— Begin DATA LINES —

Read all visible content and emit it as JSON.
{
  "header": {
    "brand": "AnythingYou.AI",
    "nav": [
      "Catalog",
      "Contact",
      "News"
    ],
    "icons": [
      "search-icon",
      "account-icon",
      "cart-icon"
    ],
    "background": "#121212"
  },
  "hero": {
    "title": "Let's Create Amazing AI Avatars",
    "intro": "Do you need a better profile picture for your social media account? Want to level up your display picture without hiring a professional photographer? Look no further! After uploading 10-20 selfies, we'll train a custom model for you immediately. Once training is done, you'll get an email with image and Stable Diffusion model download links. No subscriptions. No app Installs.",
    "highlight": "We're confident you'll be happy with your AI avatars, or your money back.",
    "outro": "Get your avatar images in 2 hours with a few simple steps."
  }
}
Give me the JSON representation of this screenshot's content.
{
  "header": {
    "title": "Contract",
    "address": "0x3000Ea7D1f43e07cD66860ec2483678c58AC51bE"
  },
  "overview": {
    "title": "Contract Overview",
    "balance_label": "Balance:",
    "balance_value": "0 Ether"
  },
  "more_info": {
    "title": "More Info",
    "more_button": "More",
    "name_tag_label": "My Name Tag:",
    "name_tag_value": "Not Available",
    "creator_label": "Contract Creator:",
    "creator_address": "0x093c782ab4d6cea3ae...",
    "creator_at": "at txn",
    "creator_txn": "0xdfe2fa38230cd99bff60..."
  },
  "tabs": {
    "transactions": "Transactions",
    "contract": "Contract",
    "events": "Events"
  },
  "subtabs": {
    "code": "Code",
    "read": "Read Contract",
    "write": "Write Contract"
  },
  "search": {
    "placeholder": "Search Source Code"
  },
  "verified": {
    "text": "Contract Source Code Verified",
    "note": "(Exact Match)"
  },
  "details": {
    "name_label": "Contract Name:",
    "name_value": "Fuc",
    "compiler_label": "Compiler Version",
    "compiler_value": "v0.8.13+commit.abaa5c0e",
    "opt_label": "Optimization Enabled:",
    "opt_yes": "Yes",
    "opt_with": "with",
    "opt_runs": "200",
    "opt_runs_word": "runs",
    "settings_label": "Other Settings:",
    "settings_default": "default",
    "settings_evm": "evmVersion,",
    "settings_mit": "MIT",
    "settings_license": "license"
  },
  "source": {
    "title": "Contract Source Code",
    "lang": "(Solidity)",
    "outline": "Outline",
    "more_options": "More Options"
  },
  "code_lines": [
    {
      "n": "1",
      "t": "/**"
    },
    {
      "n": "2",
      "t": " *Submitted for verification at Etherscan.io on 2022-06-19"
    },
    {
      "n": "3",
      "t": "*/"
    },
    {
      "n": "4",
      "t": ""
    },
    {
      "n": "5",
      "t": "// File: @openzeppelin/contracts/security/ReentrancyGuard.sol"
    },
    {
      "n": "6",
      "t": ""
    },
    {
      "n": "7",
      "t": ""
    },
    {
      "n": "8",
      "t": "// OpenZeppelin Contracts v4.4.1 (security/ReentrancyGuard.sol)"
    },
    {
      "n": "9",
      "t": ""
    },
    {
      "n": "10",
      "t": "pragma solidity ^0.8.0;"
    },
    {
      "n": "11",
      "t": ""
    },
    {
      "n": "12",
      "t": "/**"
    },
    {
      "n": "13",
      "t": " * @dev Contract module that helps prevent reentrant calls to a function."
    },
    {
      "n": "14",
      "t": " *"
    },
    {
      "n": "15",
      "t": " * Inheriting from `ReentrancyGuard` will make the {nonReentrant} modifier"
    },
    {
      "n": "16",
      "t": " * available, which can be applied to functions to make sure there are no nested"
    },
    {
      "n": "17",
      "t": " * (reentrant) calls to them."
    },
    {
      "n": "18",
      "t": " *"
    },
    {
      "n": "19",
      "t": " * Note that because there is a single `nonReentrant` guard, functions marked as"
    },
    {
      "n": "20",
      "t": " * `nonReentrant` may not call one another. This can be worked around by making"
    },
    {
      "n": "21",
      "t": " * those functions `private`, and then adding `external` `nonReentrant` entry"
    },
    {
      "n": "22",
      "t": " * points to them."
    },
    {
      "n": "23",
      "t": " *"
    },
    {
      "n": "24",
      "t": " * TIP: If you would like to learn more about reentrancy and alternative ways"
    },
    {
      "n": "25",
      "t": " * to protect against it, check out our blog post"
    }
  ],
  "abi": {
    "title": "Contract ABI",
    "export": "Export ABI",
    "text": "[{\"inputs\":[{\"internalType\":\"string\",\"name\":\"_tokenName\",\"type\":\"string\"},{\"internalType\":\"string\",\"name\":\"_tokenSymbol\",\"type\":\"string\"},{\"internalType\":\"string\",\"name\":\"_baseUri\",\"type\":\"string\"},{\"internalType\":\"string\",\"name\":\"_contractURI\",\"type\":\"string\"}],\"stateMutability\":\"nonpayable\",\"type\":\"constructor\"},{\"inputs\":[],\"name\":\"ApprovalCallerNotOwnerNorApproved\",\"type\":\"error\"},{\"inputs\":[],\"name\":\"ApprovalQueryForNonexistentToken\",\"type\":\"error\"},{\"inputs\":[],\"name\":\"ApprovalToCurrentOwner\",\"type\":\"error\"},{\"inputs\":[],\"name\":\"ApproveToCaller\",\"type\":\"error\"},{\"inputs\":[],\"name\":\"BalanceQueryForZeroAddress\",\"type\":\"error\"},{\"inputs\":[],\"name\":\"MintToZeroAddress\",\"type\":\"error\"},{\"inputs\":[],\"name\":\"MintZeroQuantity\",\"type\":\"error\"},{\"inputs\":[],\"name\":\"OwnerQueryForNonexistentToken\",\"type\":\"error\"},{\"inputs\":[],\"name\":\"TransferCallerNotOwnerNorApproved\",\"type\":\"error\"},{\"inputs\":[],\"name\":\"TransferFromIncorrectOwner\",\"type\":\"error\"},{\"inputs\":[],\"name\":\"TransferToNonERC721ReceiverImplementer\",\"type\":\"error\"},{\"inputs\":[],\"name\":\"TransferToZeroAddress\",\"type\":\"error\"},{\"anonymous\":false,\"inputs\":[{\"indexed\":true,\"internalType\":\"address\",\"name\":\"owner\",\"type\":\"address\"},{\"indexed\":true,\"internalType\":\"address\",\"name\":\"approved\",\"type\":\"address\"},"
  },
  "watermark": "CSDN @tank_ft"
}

— End DATA LINES —

→ GIVEN PROBLEM:
State how many lines include the string "ReentrancyGuard", and nothing more.

→ COMPLETE ANSWER:
3